WHAT IS ASKED> Search the records for "name" and copy each line that holds it.

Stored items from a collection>
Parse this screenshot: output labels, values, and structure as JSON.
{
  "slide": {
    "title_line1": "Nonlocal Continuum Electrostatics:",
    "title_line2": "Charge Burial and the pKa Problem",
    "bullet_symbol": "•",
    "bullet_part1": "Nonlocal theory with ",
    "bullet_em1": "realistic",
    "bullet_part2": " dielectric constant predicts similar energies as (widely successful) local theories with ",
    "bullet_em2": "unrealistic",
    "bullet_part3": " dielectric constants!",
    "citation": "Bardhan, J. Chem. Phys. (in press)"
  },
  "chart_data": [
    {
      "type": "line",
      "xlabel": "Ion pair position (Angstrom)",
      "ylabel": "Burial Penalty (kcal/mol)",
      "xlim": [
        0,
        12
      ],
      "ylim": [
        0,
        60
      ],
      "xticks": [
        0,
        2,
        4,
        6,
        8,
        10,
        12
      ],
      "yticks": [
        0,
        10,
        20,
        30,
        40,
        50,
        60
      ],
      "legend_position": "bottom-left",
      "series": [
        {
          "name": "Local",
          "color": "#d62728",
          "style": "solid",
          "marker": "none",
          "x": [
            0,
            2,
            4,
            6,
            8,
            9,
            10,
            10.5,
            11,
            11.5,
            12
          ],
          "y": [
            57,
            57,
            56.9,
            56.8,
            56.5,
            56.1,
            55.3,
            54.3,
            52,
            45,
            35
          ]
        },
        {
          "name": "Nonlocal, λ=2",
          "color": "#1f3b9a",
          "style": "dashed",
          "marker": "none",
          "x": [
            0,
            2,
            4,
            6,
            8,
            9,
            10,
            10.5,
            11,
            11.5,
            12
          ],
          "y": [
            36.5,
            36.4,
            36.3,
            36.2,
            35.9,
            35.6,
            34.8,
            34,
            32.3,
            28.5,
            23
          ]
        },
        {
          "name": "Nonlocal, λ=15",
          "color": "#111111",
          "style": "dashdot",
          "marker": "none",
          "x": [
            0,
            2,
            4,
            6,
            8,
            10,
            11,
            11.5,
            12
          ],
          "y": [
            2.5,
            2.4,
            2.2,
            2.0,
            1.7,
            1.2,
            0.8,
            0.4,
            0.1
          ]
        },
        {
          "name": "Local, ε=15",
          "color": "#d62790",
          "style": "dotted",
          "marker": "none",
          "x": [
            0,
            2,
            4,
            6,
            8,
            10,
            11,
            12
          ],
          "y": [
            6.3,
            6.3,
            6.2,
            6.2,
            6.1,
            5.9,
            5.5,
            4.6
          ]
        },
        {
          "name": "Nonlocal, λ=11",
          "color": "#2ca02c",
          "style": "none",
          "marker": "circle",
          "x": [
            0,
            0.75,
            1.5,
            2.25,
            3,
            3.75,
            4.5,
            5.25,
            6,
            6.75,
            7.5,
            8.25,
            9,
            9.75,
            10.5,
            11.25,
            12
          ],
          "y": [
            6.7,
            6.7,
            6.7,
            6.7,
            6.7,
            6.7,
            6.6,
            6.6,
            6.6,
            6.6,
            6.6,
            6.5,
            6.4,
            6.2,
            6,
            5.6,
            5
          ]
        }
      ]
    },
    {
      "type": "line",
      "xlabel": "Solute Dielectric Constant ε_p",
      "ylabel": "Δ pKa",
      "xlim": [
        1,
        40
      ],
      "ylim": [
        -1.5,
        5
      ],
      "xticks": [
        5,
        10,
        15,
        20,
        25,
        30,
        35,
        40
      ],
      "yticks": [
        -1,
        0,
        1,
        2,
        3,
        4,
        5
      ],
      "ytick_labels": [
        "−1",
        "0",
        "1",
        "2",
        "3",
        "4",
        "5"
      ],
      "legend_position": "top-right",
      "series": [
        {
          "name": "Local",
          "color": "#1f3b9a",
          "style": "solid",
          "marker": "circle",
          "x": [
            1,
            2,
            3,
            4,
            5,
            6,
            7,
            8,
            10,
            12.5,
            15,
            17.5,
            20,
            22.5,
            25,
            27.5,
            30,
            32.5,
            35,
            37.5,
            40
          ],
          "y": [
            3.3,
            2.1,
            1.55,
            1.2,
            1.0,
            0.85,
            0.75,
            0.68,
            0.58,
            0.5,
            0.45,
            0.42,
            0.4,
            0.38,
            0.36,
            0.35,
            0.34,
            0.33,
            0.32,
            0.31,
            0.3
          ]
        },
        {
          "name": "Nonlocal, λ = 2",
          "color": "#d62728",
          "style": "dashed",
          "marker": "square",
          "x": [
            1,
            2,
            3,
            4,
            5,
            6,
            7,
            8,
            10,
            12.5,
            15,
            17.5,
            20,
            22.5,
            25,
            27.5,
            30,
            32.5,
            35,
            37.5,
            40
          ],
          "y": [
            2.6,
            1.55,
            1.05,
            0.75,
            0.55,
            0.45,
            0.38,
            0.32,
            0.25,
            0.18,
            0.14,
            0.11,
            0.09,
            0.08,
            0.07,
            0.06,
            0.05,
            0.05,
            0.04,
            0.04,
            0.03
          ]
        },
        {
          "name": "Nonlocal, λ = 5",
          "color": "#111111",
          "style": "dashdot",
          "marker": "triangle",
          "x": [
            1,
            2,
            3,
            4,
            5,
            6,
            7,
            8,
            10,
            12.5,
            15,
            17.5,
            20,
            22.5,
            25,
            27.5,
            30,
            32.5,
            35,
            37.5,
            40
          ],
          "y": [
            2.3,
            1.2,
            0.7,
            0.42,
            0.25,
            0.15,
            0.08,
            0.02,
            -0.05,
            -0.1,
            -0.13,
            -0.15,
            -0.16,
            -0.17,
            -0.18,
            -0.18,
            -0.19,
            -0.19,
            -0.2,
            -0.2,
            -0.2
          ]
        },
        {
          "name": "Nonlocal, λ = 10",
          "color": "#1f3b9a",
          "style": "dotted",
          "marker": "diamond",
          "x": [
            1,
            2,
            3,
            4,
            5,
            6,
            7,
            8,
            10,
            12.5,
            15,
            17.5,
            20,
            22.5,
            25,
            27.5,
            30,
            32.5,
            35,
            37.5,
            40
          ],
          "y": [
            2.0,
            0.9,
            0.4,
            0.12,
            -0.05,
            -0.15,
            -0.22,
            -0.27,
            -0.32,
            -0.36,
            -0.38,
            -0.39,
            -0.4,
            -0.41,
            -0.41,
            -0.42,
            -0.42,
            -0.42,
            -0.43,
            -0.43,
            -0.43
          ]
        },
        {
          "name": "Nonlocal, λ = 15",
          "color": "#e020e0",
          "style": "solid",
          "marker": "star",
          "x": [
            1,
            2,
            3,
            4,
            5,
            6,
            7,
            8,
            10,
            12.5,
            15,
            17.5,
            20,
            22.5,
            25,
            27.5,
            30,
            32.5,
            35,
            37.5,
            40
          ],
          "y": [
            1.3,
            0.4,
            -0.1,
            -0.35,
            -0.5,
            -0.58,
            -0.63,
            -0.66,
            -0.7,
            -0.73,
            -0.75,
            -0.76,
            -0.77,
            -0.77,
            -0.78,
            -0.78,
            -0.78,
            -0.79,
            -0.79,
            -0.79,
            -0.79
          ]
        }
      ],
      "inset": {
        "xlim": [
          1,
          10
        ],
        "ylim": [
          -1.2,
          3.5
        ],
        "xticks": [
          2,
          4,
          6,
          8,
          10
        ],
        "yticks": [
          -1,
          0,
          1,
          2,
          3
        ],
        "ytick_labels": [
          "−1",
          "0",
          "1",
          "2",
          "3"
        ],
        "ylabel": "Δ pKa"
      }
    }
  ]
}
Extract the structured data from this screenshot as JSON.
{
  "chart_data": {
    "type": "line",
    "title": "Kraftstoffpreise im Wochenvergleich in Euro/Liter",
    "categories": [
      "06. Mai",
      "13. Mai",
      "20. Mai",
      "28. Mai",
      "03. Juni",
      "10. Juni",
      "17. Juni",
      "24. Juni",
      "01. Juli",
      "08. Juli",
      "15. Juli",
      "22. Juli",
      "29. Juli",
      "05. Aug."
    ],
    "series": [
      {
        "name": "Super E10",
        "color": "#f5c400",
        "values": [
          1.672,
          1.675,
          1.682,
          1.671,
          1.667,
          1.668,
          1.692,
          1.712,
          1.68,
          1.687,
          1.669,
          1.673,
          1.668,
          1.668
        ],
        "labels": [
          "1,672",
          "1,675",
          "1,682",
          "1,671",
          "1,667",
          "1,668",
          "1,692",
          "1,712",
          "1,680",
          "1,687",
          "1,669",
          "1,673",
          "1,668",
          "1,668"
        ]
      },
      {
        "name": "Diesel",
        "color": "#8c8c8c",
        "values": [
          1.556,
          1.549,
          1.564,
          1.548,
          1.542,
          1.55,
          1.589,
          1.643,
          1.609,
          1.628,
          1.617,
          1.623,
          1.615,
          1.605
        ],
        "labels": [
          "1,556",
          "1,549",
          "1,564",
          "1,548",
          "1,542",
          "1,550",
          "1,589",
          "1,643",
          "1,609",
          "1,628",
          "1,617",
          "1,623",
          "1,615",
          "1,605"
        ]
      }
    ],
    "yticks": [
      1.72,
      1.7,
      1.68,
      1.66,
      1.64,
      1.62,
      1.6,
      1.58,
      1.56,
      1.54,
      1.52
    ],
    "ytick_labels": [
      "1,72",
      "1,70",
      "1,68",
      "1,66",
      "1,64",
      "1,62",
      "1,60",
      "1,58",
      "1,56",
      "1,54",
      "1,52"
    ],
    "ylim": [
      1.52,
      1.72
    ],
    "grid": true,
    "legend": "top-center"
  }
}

OUTPUT BELOW>
          "name": "Local",
          "name": "Nonlocal, λ=2",
          "name": "Nonlocal, λ=15",
          "name": "Local, ε=15",
          "name": "Nonlocal, λ=11",
          "name": "Local",
          "name": "Nonlocal, λ = 2",
          "name": "Nonlocal, λ = 5",
          "name": "Nonlocal, λ = 10",
          "name": "Nonlocal, λ = 15",
        "name": "Super E10",
        "name": "Diesel",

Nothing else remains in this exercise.